Copy each line of the entries that contains the word "Rapid".

— START —

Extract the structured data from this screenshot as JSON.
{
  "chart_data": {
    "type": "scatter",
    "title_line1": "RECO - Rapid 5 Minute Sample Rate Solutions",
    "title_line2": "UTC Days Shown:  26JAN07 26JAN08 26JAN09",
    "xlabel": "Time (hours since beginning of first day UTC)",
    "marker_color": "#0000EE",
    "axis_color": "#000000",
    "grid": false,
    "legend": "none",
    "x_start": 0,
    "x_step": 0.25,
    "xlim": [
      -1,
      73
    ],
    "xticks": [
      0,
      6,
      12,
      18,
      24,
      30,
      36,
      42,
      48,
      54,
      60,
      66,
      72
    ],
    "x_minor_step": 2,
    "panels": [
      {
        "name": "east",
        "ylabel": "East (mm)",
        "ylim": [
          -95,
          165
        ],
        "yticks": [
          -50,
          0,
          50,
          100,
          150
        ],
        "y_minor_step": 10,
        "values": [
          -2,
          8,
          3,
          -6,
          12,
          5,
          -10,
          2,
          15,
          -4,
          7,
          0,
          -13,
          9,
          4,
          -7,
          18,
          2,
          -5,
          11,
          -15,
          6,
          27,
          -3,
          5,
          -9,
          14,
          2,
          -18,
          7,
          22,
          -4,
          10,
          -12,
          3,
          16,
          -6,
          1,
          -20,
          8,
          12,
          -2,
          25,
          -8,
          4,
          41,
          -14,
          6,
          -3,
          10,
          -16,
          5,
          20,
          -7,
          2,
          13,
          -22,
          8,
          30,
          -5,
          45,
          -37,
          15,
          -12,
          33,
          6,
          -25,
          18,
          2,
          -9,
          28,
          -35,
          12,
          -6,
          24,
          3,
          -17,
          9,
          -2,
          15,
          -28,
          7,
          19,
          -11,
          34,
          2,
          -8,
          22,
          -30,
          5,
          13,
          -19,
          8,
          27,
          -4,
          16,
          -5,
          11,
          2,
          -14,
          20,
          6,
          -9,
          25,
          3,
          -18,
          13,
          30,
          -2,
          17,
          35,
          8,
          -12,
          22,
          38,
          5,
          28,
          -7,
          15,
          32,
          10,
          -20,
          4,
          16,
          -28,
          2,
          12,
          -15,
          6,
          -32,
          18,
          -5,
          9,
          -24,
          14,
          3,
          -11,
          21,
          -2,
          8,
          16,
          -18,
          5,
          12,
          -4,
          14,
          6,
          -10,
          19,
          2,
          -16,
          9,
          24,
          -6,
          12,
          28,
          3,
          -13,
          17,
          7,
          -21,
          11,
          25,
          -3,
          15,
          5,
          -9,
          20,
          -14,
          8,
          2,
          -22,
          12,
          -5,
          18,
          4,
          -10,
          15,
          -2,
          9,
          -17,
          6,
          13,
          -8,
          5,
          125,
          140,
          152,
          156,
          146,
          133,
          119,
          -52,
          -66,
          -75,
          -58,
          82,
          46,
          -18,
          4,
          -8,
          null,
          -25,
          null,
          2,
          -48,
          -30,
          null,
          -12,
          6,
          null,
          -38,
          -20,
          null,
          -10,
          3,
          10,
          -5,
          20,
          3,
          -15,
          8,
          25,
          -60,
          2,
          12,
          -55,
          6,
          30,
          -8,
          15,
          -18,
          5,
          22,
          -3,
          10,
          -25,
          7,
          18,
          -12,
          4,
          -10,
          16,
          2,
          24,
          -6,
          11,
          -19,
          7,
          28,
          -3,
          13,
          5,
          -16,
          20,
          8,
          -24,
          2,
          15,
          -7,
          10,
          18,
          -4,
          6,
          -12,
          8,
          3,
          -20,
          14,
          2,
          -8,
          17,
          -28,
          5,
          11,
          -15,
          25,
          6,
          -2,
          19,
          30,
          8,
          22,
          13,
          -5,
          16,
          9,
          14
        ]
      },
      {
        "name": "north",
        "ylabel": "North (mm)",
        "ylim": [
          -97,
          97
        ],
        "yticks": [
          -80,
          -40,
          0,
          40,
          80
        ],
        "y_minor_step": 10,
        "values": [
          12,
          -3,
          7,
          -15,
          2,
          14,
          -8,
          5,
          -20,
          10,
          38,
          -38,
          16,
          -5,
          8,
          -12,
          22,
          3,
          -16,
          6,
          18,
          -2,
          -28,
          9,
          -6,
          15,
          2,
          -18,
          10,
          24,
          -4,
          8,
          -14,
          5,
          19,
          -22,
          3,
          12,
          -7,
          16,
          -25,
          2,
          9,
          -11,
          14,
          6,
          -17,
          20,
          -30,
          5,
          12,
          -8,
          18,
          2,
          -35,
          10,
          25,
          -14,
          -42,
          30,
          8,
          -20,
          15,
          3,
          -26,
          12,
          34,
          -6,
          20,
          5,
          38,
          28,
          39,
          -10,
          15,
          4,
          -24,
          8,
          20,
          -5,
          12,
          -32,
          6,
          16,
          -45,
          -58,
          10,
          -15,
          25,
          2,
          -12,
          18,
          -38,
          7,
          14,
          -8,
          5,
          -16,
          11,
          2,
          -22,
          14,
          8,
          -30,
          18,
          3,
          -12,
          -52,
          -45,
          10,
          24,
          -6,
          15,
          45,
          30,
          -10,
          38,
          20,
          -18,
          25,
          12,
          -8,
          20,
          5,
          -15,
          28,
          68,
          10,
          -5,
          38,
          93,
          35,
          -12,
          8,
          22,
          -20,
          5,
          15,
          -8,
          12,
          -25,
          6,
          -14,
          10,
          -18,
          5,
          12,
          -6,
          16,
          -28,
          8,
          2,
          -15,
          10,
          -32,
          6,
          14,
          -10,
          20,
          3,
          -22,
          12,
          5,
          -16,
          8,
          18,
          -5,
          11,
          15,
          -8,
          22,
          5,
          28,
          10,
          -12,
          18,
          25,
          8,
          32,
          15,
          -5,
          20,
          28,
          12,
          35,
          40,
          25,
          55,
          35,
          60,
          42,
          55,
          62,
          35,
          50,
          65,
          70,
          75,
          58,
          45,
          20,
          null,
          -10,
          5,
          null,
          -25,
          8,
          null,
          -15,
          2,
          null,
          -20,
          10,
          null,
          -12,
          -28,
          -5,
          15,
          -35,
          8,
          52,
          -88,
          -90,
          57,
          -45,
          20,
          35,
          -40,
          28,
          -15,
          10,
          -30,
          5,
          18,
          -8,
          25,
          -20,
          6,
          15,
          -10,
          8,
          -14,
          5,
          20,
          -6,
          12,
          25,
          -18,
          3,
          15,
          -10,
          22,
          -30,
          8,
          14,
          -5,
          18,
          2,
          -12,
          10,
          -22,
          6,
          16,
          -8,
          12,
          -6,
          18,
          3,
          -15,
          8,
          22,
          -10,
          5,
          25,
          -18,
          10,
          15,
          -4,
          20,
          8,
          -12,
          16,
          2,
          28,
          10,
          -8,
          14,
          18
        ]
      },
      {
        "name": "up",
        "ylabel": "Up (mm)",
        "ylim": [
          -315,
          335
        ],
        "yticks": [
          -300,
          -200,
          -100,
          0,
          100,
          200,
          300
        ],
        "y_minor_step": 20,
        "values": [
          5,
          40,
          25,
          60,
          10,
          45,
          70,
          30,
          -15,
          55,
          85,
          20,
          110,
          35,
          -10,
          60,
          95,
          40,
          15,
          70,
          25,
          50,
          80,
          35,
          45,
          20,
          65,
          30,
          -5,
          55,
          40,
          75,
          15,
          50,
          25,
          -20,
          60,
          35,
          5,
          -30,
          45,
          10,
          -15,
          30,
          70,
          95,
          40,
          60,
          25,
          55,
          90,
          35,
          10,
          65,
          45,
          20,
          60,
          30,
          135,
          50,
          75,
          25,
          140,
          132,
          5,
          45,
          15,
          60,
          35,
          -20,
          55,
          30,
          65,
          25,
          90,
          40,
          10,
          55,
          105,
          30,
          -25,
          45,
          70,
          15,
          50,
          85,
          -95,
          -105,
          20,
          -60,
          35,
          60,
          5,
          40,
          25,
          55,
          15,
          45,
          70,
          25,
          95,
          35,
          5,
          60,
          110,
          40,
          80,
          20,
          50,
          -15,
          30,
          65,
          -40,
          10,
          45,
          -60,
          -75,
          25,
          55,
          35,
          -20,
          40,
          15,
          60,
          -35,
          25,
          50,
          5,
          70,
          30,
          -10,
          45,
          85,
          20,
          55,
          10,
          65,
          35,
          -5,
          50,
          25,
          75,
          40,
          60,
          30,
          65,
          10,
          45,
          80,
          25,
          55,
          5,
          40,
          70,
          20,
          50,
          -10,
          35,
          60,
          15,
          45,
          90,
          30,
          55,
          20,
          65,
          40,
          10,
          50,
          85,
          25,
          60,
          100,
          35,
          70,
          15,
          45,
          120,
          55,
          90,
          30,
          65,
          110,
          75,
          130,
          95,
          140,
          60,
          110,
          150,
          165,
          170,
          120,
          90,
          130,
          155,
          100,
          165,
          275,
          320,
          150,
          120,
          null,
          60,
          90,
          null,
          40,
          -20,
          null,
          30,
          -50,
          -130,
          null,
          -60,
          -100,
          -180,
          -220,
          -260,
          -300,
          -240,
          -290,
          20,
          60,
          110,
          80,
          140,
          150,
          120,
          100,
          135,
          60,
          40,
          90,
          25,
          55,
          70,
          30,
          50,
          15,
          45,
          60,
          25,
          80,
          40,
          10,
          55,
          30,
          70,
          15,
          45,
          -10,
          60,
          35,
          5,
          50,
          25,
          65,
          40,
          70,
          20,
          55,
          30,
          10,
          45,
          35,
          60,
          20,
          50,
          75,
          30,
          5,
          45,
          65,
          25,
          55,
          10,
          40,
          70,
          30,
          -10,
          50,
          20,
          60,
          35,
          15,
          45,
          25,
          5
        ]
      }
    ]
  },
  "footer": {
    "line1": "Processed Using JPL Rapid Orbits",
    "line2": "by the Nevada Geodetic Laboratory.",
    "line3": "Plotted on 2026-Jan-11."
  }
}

— END —

> [Response to the exercise]
    "title_line1": "RECO - Rapid 5 Minute Sample Rate Solutions",
    "line1": "Processed Using JPL Rapid Orbits",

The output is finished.